Consegna: Ricopia fedelmente le righe dell'elenco dall'inizio fino alla riga che contiene "search-input[interactable]: [114, 71, 736, 100]", compresa quest'ultima.

Annotazioni spaziali:

--------------------

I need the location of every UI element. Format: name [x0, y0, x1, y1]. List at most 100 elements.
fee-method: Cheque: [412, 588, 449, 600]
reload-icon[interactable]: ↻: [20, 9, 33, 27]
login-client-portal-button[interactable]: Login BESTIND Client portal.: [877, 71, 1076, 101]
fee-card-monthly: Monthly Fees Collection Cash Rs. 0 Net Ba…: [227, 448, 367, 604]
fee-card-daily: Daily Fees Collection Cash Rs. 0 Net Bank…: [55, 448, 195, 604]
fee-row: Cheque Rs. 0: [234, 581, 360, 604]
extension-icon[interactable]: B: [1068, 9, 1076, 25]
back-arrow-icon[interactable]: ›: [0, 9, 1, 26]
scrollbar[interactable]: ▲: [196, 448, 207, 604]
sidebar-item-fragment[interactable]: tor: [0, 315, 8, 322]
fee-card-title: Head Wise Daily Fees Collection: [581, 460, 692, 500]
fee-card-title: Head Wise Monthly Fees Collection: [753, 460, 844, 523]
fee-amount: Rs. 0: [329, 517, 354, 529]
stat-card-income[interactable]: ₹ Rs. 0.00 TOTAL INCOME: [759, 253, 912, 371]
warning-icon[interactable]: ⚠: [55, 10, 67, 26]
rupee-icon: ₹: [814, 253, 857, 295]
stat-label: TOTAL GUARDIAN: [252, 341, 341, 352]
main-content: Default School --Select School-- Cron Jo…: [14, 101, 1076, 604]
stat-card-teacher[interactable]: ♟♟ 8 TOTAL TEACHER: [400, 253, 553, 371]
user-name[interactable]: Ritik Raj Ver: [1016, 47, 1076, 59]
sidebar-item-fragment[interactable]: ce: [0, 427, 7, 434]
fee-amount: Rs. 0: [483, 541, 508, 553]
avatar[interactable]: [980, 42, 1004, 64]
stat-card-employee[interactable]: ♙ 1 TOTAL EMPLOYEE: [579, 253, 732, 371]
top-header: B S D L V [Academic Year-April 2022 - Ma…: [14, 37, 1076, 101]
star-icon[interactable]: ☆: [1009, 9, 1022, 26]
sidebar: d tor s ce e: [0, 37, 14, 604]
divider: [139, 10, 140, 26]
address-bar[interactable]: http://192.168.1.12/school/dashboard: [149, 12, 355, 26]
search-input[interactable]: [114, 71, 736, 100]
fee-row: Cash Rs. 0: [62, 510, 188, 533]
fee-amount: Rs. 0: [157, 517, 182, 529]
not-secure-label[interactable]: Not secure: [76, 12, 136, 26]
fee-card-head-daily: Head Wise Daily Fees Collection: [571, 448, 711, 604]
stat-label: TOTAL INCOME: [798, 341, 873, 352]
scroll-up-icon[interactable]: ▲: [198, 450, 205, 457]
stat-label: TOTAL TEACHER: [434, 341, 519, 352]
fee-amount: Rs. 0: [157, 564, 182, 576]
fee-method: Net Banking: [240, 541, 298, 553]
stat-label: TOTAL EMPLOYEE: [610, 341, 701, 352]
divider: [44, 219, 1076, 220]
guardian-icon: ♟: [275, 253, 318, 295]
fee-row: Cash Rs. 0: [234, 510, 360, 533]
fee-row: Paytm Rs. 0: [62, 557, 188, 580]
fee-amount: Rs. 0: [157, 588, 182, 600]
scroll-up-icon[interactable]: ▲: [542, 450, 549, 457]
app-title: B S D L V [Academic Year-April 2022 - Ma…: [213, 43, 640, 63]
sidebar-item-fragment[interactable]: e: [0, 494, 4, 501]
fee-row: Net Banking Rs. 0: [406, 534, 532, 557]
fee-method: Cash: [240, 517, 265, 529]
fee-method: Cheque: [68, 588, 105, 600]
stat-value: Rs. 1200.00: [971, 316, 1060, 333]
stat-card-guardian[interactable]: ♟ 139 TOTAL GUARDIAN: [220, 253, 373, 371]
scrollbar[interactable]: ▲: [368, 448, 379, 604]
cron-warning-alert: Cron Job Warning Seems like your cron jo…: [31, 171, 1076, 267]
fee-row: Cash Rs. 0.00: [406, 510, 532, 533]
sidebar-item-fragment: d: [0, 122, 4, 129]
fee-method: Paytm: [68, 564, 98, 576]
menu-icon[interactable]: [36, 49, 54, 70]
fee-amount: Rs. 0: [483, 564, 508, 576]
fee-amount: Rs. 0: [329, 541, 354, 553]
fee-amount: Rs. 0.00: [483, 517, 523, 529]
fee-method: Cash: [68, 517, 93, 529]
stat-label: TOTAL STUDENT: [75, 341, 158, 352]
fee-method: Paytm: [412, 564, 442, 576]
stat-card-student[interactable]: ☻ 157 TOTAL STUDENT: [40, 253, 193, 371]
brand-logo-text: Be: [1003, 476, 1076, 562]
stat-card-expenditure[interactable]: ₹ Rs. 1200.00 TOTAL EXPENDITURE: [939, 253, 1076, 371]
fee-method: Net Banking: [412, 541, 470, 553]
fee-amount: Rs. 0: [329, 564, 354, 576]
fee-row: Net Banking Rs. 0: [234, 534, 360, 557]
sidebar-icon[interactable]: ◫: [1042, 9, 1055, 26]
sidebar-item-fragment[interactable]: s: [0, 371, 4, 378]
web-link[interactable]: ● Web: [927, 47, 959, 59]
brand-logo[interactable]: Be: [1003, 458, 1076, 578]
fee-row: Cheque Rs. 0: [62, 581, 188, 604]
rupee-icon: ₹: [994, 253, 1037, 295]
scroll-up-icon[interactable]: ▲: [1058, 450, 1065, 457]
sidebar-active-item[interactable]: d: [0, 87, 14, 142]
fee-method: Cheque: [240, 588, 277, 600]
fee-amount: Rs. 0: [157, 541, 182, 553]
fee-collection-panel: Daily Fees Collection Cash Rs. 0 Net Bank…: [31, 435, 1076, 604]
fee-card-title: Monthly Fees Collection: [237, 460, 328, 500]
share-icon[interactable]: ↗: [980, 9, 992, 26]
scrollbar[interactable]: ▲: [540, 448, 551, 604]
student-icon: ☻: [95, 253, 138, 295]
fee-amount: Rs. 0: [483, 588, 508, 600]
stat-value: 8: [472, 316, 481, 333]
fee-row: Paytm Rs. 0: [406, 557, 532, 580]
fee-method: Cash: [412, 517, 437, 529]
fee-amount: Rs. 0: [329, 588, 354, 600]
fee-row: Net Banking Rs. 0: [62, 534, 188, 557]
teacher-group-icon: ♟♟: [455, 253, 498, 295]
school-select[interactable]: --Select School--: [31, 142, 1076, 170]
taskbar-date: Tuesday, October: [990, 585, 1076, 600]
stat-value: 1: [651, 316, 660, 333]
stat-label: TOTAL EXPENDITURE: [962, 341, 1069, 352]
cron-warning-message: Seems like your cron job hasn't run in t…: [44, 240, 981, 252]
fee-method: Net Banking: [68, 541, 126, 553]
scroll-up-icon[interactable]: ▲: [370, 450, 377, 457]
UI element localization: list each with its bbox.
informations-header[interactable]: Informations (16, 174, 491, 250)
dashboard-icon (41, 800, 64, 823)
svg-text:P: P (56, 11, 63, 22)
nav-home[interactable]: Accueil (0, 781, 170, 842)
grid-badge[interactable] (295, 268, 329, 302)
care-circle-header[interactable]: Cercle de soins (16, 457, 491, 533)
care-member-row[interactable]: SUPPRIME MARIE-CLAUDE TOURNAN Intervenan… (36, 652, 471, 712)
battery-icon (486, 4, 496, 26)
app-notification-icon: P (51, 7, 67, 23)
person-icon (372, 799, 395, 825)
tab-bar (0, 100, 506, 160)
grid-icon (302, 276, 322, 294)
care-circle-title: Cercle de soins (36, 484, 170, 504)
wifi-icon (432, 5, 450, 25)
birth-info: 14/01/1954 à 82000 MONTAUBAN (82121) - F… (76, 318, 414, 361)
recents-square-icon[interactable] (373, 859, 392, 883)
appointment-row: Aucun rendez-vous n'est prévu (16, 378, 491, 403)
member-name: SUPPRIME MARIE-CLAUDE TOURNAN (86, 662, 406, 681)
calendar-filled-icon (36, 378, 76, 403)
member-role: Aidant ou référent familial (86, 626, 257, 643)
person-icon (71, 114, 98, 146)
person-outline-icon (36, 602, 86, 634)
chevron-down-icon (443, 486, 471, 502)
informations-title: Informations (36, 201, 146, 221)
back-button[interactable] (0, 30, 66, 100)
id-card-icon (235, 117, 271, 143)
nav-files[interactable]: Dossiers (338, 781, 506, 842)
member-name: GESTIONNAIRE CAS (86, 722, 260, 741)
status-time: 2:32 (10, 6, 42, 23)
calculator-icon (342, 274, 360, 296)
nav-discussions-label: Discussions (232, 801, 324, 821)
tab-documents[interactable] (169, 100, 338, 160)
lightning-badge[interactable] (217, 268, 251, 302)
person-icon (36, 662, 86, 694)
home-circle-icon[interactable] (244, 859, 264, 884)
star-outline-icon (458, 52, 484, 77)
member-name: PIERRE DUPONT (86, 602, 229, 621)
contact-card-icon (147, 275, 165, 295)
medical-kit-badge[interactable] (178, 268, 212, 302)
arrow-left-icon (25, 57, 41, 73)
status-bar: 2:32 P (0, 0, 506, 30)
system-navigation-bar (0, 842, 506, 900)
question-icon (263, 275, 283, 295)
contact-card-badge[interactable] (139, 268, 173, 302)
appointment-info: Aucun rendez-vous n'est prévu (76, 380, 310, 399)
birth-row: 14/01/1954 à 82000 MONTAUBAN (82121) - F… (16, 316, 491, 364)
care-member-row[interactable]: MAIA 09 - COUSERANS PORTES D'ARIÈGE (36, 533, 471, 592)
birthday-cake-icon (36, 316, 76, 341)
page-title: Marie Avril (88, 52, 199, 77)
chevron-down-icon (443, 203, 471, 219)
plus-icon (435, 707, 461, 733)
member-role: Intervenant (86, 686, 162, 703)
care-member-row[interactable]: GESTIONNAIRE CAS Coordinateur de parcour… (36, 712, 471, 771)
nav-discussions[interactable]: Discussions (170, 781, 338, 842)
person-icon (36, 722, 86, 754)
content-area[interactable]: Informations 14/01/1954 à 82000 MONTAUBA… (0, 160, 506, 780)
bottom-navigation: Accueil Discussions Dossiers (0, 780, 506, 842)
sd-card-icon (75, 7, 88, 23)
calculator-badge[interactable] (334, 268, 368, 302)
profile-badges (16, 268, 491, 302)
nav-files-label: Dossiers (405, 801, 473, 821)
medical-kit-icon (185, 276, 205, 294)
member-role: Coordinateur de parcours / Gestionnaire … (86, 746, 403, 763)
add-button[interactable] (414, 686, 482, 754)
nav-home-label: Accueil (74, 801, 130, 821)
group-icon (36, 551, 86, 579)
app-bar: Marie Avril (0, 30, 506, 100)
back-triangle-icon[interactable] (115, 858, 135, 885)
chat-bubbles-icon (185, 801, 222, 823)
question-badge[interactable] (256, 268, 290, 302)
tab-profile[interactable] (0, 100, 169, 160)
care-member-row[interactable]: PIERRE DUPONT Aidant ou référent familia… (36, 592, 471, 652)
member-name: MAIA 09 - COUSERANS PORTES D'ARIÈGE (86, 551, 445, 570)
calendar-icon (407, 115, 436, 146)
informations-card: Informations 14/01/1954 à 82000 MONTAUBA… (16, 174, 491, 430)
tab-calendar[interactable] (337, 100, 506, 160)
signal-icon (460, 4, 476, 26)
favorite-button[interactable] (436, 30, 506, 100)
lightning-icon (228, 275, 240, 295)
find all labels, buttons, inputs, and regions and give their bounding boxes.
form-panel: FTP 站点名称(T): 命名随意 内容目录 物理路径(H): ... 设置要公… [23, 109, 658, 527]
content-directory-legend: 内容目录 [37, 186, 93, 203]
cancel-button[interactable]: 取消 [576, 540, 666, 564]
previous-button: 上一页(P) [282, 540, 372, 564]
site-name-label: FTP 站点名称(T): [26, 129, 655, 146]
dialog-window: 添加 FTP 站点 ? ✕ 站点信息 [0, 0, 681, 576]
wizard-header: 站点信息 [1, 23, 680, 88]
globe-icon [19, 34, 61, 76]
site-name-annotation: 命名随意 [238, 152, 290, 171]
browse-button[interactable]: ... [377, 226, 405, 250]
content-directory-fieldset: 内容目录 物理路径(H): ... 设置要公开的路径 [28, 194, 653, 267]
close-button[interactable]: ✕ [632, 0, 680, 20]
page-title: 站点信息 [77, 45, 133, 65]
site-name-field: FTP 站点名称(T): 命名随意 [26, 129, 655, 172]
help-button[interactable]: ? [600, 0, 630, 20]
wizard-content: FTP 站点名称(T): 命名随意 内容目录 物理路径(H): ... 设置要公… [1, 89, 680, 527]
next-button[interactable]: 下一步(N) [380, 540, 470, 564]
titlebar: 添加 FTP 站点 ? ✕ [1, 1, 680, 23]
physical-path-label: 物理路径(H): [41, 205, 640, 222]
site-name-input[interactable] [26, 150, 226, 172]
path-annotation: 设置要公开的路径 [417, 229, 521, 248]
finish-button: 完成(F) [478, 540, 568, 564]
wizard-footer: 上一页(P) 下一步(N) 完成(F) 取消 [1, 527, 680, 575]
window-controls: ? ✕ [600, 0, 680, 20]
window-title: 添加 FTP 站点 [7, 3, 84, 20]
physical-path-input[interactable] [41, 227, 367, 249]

--------------------

Soluzione:
I need the location of every UI element. Format: name [x0, y0, x1, y1]. List at most 100 elements.
fee-method: Cheque: [412, 588, 449, 600]
reload-icon[interactable]: ↻: [20, 9, 33, 27]
login-client-portal-button[interactable]: Login BESTIND Client portal.: [877, 71, 1076, 101]
fee-card-monthly: Monthly Fees Collection Cash Rs. 0 Net Ba…: [227, 448, 367, 604]
fee-card-daily: Daily Fees Collection Cash Rs. 0 Net Bank…: [55, 448, 195, 604]
fee-row: Cheque Rs. 0: [234, 581, 360, 604]
extension-icon[interactable]: B: [1068, 9, 1076, 25]
back-arrow-icon[interactable]: ›: [0, 9, 1, 26]
scrollbar[interactable]: ▲: [196, 448, 207, 604]
sidebar-item-fragment[interactable]: tor: [0, 315, 8, 322]
fee-card-title: Head Wise Daily Fees Collection: [581, 460, 692, 500]
fee-card-title: Head Wise Monthly Fees Collection: [753, 460, 844, 523]
fee-amount: Rs. 0: [329, 517, 354, 529]
stat-card-income[interactable]: ₹ Rs. 0.00 TOTAL INCOME: [759, 253, 912, 371]
warning-icon[interactable]: ⚠: [55, 10, 67, 26]
rupee-icon: ₹: [814, 253, 857, 295]
stat-label: TOTAL GUARDIAN: [252, 341, 341, 352]
main-content: Default School --Select School-- Cron Jo…: [14, 101, 1076, 604]
stat-card-teacher[interactable]: ♟♟ 8 TOTAL TEACHER: [400, 253, 553, 371]
user-name[interactable]: Ritik Raj Ver: [1016, 47, 1076, 59]
sidebar-item-fragment[interactable]: ce: [0, 427, 7, 434]
fee-amount: Rs. 0: [483, 541, 508, 553]
avatar[interactable]: [980, 42, 1004, 64]
stat-card-employee[interactable]: ♙ 1 TOTAL EMPLOYEE: [579, 253, 732, 371]
top-header: B S D L V [Academic Year-April 2022 - Ma…: [14, 37, 1076, 101]
star-icon[interactable]: ☆: [1009, 9, 1022, 26]
sidebar: d tor s ce e: [0, 37, 14, 604]
divider: [139, 10, 140, 26]
address-bar[interactable]: http://192.168.1.12/school/dashboard: [149, 12, 355, 26]
search-input[interactable]: [114, 71, 736, 100]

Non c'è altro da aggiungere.